What you should do:
Copy the data below exactly, omitting any picture it contains.

****************

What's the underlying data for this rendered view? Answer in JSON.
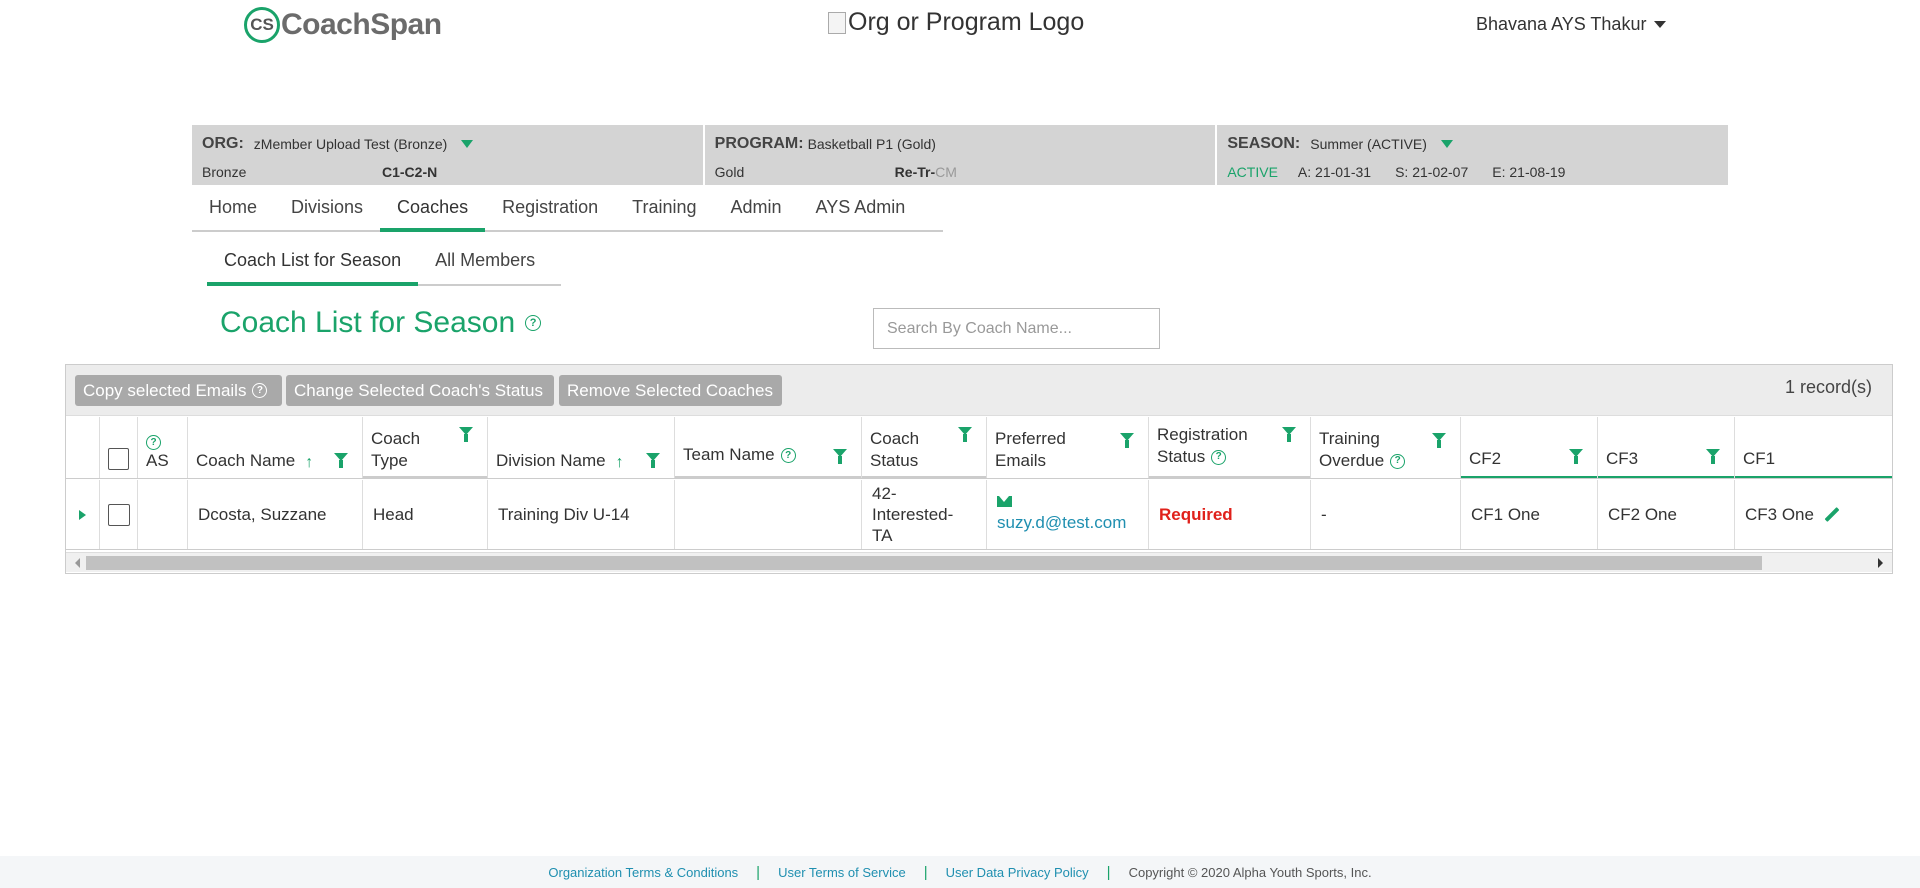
{
  "header": {
    "logo_mark": "CS",
    "logo_text_1": "Coach",
    "logo_text_2": "Span",
    "org_logo_alt": "Org or Program Logo",
    "user_name": "Bhavana AYS Thakur"
  },
  "context": {
    "org_label": "ORG:",
    "org_value": "zMember Upload Test (Bronze)",
    "org_tier": "Bronze",
    "org_code": "C1-C2-N",
    "program_label": "PROGRAM:",
    "program_value": "Basketball P1 (Gold)",
    "program_tier": "Gold",
    "program_code_main": "Re-Tr-",
    "program_code_muted": "CM",
    "season_label": "SEASON:",
    "season_value": "Summer (ACTIVE)",
    "season_status": "ACTIVE",
    "season_a": "A: 21-01-31",
    "season_s": "S: 21-02-07",
    "season_e": "E: 21-08-19"
  },
  "nav": {
    "items": [
      "Home",
      "Divisions",
      "Coaches",
      "Registration",
      "Training",
      "Admin",
      "AYS Admin"
    ],
    "active": "Coaches"
  },
  "subtabs": {
    "items": [
      "Coach List for Season",
      "All Members"
    ],
    "active": "Coach List for Season"
  },
  "page": {
    "title": "Coach List for Season",
    "help": "?",
    "search_placeholder": "Search By Coach Name..."
  },
  "toolbar": {
    "copy_emails": "Copy selected Emails",
    "change_status": "Change Selected Coach's Status",
    "remove": "Remove Selected Coaches",
    "record_count": "1 record(s)"
  },
  "table": {
    "headers": {
      "as": "AS",
      "coach_name": "Coach Name",
      "coach_type_1": "Coach",
      "coach_type_2": "Type",
      "division_name": "Division Name",
      "team_name": "Team Name",
      "coach_status_1": "Coach",
      "coach_status_2": "Status",
      "pref_emails_1": "Preferred",
      "pref_emails_2": "Emails",
      "reg_status_1": "Registration",
      "reg_status_2": "Status",
      "training_1": "Training",
      "training_2": "Overdue",
      "cf2": "CF2",
      "cf3": "CF3",
      "cf1": "CF1"
    },
    "sort_arrow": "↑",
    "rows": [
      {
        "coach_name": "Dcosta, Suzzane",
        "coach_type": "Head",
        "division": "Training Div U-14",
        "team": "",
        "coach_status_1": "42-",
        "coach_status_2": "Interested-",
        "coach_status_3": "TA",
        "email": "suzy.d@test.com",
        "registration": "Required",
        "training": "-",
        "cf2": "CF1 One",
        "cf3": "CF2 One",
        "cf1": "CF3 One"
      }
    ]
  },
  "footer": {
    "org_terms": "Organization Terms & Conditions",
    "user_terms": "User Terms of Service",
    "privacy": "User Data Privacy Policy",
    "copyright": "Copyright © 2020 Alpha Youth Sports, Inc.",
    "sep": "|"
  },
  "colors": {
    "accent": "#1aa36a",
    "link": "#1f8fb0",
    "required": "#e0211b",
    "context_bg": "#d4d4d4"
  }
}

****************

Task response:
What's the underlying data for this rendered view? Answer in JSON.
{
  "header": {
    "logo_mark": "CS",
    "logo_text_1": "Coach",
    "logo_text_2": "Span",
    "org_logo_alt": "Org or Program Logo",
    "user_name": "Bhavana AYS Thakur"
  },
  "context": {
    "org_label": "ORG:",
    "org_value": "zMember Upload Test (Bronze)",
    "org_tier": "Bronze",
    "org_code": "C1-C2-N",
    "program_label": "PROGRAM:",
    "program_value": "Basketball P1 (Gold)",
    "program_tier": "Gold",
    "program_code_main": "Re-Tr-",
    "program_code_muted": "CM",
    "season_label": "SEASON:",
    "season_value": "Summer (ACTIVE)",
    "season_status": "ACTIVE",
    "season_a": "A: 21-01-31",
    "season_s": "S: 21-02-07",
    "season_e": "E: 21-08-19"
  },
  "nav": {
    "items": [
      "Home",
      "Divisions",
      "Coaches",
      "Registration",
      "Training",
      "Admin",
      "AYS Admin"
    ],
    "active": "Coaches"
  },
  "subtabs": {
    "items": [
      "Coach List for Season",
      "All Members"
    ],
    "active": "Coach List for Season"
  },
  "page": {
    "title": "Coach List for Season",
    "help": "?",
    "search_placeholder": "Search By Coach Name..."
  },
  "toolbar": {
    "copy_emails": "Copy selected Emails",
    "change_status": "Change Selected Coach's Status",
    "remove": "Remove Selected Coaches",
    "record_count": "1 record(s)"
  },
  "table": {
    "headers": {
      "as": "AS",
      "coach_name": "Coach Name",
      "coach_type_1": "Coach",
      "coach_type_2": "Type",
      "division_name": "Division Name",
      "team_name": "Team Name",
      "coach_status_1": "Coach",
      "coach_status_2": "Status",
      "pref_emails_1": "Preferred",
      "pref_emails_2": "Emails",
      "reg_status_1": "Registration",
      "reg_status_2": "Status",
      "training_1": "Training",
      "training_2": "Overdue",
      "cf2": "CF2",
      "cf3": "CF3",
      "cf1": "CF1"
    },
    "sort_arrow": "↑",
    "rows": [
      {
        "coach_name": "Dcosta, Suzzane",
        "coach_type": "Head",
        "division": "Training Div U-14",
        "team": "",
        "coach_status_1": "42-",
        "coach_status_2": "Interested-",
        "coach_status_3": "TA",
        "email": "suzy.d@test.com",
        "registration": "Required",
        "training": "-",
        "cf2": "CF1 One",
        "cf3": "CF2 One",
        "cf1": "CF3 One"
      }
    ]
  },
  "footer": {
    "org_terms": "Organization Terms & Conditions",
    "user_terms": "User Terms of Service",
    "privacy": "User Data Privacy Policy",
    "copyright": "Copyright © 2020 Alpha Youth Sports, Inc.",
    "sep": "|"
  },
  "colors": {
    "accent": "#1aa36a",
    "link": "#1f8fb0",
    "required": "#e0211b",
    "context_bg": "#d4d4d4"
  }
}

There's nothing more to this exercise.